*Stored rows*:
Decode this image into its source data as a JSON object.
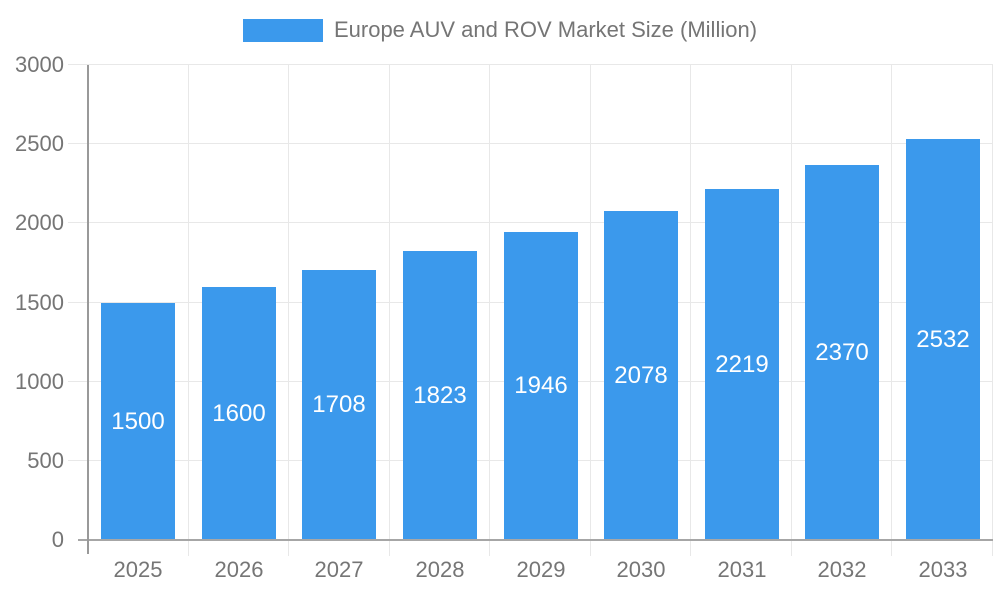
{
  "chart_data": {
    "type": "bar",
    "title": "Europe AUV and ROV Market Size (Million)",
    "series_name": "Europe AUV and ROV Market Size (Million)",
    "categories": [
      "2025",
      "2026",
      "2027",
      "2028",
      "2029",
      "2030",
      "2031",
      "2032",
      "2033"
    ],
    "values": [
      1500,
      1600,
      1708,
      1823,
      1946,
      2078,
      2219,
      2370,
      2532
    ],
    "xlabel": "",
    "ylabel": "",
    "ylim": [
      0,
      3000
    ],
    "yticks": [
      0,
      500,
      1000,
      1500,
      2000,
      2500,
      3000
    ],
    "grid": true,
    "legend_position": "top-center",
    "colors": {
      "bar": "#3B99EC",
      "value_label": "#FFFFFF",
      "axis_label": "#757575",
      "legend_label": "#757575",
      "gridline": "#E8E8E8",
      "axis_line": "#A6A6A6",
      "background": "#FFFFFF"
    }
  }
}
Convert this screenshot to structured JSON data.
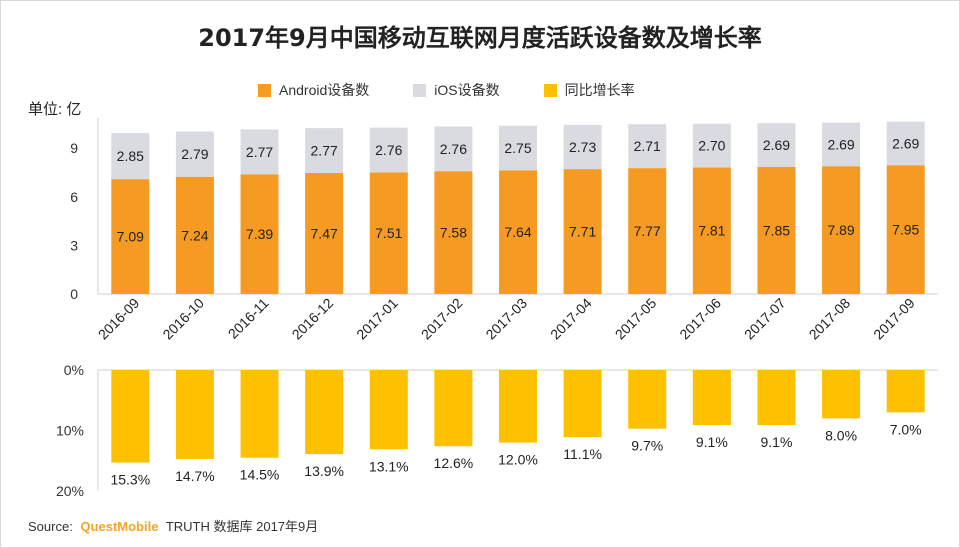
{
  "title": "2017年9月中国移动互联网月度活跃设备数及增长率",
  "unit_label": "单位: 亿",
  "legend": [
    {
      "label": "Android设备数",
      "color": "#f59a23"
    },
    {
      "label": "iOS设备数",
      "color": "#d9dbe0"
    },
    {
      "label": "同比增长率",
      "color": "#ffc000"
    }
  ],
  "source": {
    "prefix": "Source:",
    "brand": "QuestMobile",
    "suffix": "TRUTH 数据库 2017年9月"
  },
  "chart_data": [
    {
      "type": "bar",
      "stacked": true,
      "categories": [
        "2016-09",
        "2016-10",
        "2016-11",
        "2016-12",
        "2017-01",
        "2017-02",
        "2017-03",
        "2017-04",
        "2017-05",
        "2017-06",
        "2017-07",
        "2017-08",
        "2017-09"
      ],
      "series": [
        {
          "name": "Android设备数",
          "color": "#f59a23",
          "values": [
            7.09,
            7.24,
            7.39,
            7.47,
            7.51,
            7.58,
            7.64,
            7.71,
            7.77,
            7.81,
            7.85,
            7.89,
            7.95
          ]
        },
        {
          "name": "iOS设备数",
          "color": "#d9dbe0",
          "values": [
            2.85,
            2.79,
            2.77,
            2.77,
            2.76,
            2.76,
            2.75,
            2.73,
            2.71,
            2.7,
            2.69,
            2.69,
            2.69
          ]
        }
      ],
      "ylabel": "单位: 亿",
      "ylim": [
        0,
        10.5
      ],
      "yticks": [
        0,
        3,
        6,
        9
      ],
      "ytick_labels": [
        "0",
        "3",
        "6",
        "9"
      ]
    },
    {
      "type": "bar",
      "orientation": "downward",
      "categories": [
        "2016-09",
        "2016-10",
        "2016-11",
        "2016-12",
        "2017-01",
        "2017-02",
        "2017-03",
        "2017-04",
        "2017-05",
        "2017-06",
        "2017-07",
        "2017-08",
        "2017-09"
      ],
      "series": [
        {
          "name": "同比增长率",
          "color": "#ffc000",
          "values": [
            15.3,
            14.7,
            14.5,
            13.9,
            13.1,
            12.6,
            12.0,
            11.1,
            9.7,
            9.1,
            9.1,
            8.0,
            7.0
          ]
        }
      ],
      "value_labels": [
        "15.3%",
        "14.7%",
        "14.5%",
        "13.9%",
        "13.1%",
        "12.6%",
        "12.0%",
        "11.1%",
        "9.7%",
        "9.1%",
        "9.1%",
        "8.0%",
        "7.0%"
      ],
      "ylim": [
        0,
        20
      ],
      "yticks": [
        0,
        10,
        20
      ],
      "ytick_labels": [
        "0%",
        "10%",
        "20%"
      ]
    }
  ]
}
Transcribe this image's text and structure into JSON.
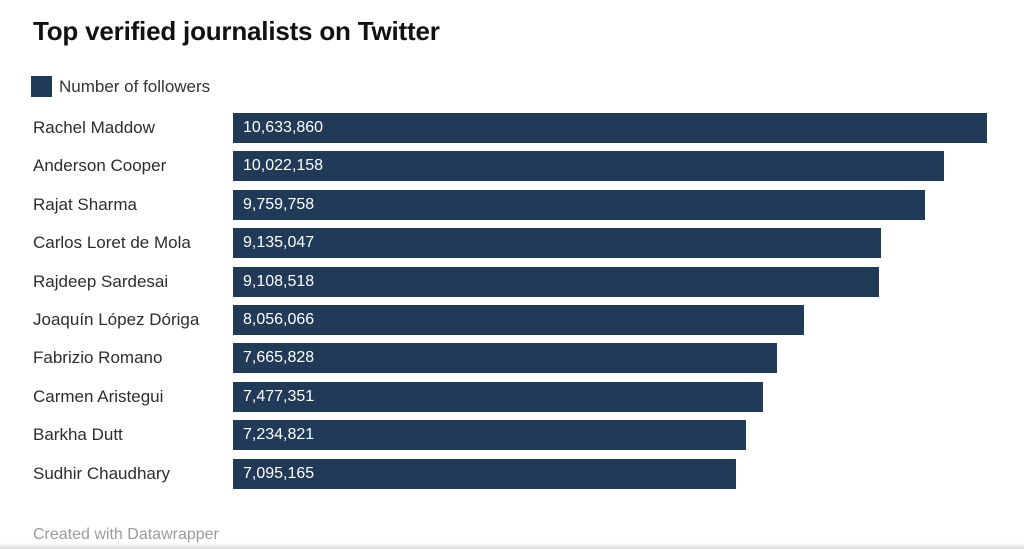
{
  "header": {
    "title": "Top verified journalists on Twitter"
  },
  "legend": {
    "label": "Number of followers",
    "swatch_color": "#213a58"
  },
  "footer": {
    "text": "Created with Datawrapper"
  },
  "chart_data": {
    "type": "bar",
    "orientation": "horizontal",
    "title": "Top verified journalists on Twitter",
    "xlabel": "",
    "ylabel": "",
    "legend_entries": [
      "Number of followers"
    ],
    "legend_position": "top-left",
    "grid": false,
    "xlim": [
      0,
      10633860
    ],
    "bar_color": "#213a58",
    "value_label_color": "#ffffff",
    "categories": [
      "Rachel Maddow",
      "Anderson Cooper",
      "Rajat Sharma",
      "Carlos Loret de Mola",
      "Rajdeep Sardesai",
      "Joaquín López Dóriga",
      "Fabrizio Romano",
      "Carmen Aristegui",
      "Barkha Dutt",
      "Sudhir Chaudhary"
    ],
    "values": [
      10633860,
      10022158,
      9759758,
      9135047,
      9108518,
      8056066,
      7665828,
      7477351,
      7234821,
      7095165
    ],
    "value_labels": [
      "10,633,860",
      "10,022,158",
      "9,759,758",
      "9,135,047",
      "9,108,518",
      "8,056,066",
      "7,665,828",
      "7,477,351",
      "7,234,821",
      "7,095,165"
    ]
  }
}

*Task directions*: Using the listing, copy every line where the word "Europe" shows up.

*Answer below*:
    "title": "Europe AUV and ROV Market Size (Million)",
    "series_name": "Europe AUV and ROV Market Size (Million)",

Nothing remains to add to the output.